DOCUMENT SEGMENT:
-------------------------
Shepherd Neame Limited
Shepherd Neame Limited
Incorporated: 1698 as Faversham Brewery
Sales: £58.68 million (1998)
NAIC: 31212 Breweries; 72241 Drinking Places (Alcoholic Beverages); 42281 Beer & Ale Wholesalers; 72111 Hotels & Motels
Shepherd Neame Limited has the distinction of being among the oldest British brewers as well as the 15th oldest registered company in the world. It operates the Faversham Brewery, which has been brewing continuously over the same artesian well since 1698. “Shep’s” brews 50 million pints a year and exports three million. Bishop’s Finger, Spitfire, and Master Brew are among its beer brands. The firm controls about 370 pubs in the southeast of England, where it also operates hotels.
-------------------------
DATASET:
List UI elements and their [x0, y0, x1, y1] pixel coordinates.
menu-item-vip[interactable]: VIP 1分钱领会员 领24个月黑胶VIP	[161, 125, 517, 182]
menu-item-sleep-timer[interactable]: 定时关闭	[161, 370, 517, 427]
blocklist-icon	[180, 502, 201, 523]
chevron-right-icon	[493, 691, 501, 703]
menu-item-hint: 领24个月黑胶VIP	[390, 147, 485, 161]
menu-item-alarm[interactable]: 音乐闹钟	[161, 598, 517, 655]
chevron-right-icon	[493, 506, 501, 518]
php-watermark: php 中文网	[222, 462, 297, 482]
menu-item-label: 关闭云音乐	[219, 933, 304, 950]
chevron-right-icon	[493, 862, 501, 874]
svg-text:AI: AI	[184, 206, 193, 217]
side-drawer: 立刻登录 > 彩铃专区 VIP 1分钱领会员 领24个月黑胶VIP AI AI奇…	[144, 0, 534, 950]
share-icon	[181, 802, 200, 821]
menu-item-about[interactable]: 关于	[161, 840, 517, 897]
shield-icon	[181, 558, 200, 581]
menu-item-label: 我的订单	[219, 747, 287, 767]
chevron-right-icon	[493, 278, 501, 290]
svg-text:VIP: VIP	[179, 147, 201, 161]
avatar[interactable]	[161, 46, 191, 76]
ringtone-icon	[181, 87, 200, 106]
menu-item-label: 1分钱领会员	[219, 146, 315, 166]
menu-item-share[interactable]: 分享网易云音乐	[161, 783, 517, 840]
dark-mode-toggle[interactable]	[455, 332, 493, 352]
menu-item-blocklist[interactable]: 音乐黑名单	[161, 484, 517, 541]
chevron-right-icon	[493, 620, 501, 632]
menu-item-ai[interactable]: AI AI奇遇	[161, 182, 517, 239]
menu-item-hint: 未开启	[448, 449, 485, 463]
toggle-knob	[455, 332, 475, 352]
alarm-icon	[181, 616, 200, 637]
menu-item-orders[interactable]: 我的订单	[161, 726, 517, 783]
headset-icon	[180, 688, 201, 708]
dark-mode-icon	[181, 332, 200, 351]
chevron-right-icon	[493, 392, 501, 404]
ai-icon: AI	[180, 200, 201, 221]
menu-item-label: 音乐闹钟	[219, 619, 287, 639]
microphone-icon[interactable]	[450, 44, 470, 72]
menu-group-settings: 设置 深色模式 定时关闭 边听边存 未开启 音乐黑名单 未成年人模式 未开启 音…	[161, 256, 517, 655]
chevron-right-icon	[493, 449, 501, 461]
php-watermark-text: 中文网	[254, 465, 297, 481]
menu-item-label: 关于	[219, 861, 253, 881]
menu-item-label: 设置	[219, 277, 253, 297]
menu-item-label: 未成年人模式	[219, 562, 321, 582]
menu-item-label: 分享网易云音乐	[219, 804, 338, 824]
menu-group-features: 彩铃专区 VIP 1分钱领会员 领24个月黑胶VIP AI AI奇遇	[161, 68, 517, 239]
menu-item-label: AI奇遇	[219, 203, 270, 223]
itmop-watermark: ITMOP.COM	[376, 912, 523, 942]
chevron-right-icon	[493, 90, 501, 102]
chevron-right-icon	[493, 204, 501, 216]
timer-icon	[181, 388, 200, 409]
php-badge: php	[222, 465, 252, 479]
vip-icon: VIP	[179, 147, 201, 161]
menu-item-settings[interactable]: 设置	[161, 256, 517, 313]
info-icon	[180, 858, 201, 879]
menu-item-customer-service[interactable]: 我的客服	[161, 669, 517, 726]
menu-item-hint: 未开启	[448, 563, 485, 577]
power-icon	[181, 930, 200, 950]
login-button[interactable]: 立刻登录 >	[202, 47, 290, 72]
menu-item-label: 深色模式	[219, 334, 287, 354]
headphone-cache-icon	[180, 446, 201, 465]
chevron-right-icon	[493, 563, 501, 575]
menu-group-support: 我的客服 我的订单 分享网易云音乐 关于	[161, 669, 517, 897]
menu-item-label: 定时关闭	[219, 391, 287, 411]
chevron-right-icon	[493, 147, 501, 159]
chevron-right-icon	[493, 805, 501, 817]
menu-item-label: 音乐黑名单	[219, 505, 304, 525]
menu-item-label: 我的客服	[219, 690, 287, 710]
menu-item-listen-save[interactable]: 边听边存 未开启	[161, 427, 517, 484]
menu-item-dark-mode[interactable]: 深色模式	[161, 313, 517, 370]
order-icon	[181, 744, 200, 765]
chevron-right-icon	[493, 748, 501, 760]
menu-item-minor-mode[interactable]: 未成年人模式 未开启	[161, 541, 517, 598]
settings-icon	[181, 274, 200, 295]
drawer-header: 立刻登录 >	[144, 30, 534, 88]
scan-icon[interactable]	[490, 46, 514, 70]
-------------------------
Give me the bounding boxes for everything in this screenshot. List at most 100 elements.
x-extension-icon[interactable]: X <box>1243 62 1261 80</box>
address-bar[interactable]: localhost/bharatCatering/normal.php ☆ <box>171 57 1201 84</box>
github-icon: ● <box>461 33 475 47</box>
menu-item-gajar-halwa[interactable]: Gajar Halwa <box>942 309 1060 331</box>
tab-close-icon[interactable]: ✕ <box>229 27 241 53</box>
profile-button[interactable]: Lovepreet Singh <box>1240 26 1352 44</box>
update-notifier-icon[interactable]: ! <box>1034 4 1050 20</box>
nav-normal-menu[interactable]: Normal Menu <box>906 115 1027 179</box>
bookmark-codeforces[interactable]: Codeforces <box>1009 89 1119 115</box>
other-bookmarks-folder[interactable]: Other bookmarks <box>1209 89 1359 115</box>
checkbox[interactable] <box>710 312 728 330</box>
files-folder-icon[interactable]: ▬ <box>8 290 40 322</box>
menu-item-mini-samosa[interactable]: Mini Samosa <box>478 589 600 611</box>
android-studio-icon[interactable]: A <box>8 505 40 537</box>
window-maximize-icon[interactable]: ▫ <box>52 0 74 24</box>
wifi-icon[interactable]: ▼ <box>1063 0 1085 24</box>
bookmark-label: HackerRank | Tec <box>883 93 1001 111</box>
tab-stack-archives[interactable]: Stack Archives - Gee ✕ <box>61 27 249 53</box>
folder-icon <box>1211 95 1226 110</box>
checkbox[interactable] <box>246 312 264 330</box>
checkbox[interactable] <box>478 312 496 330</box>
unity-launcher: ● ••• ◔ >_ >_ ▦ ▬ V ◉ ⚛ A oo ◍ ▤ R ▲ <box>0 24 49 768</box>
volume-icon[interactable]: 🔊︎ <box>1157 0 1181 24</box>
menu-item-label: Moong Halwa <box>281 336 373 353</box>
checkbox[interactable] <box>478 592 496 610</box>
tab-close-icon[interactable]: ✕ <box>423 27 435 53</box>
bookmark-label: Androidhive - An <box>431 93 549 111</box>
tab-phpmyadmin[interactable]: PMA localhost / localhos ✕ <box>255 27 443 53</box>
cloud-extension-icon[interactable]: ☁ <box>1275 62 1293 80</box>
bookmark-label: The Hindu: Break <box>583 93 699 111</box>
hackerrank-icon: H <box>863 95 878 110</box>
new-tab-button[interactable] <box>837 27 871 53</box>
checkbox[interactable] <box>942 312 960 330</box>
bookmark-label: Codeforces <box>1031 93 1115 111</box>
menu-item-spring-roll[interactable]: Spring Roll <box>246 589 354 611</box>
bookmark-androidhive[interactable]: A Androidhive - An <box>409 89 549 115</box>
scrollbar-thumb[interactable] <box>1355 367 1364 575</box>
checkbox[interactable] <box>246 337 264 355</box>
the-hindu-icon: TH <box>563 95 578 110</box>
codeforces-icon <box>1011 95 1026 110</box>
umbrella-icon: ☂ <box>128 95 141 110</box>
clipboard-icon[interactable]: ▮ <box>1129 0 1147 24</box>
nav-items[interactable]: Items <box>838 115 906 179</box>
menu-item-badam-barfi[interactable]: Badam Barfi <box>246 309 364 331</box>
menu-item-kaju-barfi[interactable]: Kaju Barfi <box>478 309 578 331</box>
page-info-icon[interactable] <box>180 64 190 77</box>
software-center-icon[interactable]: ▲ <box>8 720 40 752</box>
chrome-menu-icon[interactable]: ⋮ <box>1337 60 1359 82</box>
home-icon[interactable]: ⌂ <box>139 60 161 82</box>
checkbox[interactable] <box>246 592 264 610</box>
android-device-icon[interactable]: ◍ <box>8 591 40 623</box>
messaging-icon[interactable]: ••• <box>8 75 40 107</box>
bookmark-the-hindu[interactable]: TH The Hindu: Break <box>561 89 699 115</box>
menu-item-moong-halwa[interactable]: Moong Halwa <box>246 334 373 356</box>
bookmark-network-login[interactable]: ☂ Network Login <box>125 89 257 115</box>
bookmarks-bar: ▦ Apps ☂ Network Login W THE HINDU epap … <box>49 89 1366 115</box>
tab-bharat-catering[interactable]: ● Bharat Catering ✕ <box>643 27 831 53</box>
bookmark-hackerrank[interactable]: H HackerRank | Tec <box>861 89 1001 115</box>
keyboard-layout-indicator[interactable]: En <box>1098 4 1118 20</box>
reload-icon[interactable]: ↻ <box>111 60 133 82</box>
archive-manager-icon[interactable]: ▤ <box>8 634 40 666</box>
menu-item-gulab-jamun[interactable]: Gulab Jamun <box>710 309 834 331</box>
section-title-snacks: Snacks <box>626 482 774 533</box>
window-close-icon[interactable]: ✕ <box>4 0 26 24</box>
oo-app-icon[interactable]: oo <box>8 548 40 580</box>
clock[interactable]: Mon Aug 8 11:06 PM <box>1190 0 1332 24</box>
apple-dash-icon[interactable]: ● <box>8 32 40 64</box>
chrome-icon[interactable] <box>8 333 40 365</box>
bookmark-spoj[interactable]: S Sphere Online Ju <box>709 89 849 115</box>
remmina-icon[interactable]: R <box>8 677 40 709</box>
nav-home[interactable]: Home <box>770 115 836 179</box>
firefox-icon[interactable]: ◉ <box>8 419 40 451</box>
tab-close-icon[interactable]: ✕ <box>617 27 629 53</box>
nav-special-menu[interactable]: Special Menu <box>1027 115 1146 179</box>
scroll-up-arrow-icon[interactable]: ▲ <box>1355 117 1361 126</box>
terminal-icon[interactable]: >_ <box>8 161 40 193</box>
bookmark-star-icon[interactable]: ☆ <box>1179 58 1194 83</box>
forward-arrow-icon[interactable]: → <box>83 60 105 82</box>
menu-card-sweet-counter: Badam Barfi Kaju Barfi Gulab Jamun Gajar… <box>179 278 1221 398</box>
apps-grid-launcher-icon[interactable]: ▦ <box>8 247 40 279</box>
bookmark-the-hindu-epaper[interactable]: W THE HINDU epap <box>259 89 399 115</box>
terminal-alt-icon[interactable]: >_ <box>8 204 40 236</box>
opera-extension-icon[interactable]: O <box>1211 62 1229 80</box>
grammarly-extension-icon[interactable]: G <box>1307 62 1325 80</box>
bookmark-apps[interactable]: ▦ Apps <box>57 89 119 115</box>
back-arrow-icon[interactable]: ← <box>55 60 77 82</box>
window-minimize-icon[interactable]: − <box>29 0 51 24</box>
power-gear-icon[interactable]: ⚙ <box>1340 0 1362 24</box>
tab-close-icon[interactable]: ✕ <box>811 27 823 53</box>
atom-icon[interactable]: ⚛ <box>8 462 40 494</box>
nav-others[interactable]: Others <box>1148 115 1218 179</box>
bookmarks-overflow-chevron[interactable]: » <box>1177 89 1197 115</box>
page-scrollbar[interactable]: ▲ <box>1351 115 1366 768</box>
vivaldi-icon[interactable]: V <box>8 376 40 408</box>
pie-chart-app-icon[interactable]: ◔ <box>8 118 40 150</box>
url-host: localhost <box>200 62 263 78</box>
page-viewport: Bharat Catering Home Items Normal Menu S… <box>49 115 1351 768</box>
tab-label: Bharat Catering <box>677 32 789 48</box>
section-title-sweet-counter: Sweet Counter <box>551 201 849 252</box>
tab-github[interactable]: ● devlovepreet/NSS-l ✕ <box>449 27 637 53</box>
-------------------------
SET EXERCISE:
Using the Shepherd Neame company profile, answer the following:
1. In what year was the company incorporated, and under what name?
2. What sales figure is listed for 1998?
3. About how many pubs does the firm control, and in what region?

TASK SOLUTION:
1. 1698, as Faversham Brewery.
2. £58.68 million.
3. About 370 pubs, in the southeast of England.